**Written request:** Look through the records below and collect all lines that hold the string "from".

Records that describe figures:
____________

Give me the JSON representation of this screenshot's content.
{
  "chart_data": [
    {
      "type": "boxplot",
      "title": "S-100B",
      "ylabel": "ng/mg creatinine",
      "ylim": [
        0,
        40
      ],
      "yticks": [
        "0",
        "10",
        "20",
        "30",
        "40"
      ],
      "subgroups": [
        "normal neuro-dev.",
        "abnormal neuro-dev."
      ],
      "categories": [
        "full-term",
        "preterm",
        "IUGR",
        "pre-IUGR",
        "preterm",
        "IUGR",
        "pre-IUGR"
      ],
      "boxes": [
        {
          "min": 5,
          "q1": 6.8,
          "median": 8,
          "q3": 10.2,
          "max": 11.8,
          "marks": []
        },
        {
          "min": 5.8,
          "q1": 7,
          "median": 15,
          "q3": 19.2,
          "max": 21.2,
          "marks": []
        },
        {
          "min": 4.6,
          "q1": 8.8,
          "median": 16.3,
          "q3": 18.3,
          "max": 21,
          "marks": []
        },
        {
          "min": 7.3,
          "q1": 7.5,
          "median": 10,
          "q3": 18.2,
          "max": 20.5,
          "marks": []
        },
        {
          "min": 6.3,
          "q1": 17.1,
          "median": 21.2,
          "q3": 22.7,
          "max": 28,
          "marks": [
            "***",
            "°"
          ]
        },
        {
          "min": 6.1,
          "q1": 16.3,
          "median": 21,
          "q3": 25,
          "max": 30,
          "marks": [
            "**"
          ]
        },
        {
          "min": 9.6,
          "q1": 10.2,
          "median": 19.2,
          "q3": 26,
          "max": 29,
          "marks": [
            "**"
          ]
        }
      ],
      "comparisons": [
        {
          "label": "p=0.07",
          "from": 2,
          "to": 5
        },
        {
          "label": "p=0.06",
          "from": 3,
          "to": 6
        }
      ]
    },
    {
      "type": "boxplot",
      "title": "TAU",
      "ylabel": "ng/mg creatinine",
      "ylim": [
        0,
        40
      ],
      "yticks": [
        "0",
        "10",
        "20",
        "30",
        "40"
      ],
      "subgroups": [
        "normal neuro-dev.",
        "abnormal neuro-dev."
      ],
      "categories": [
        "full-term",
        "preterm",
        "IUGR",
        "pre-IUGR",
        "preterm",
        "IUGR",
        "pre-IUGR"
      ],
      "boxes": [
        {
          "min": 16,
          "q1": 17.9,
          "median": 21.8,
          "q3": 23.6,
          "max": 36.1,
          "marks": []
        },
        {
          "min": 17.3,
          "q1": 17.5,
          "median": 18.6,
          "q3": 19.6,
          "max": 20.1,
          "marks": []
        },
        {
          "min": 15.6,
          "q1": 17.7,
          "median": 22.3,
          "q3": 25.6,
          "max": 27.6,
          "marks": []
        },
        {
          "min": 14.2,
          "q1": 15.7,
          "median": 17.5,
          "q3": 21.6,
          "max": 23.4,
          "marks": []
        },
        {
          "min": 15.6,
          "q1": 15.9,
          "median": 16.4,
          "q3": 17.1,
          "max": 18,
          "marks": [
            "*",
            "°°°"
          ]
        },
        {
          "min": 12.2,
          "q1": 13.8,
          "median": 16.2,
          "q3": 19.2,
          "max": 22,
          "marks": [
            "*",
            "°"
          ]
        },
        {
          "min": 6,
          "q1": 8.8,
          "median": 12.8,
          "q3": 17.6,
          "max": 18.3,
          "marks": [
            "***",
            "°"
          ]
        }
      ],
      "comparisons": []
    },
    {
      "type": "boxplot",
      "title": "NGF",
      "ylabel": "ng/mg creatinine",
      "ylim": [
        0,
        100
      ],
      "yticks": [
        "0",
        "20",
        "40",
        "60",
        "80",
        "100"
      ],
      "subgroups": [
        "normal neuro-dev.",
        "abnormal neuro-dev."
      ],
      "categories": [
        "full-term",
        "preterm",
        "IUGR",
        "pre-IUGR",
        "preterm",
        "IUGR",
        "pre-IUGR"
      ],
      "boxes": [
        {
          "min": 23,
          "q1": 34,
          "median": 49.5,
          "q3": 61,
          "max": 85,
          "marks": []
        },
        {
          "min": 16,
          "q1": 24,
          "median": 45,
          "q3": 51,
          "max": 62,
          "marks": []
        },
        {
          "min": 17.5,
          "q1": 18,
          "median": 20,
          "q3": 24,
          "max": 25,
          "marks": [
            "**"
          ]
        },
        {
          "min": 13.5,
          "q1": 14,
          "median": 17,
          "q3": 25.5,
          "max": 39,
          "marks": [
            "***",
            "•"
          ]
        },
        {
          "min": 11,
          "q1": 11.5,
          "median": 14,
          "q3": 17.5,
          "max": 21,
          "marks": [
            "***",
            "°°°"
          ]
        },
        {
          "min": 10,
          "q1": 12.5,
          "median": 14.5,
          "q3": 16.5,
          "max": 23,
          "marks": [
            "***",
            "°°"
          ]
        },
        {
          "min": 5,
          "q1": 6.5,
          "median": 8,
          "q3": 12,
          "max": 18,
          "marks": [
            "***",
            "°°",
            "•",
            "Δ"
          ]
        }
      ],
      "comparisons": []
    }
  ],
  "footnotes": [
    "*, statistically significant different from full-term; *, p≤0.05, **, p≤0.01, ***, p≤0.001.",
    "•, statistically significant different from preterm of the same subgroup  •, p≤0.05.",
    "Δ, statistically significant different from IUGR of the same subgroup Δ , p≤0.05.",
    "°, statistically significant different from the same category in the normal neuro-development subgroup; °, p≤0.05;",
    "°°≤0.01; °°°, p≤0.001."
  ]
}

____________

**Response for this exercise:**
          "from": 2,
          "from": 3,
    "*, statistically significant different from full-term; *, p≤0.05, **, p≤0.01, ***, p≤0.001.",
    "•, statistically significant different from preterm of the same subgroup  •, p≤0.05.",
    "Δ, statistically significant different from IUGR of the same subgroup Δ , p≤0.05.",
    "°, statistically significant different from the same category in the normal neuro-development subgroup; °, p≤0.05;",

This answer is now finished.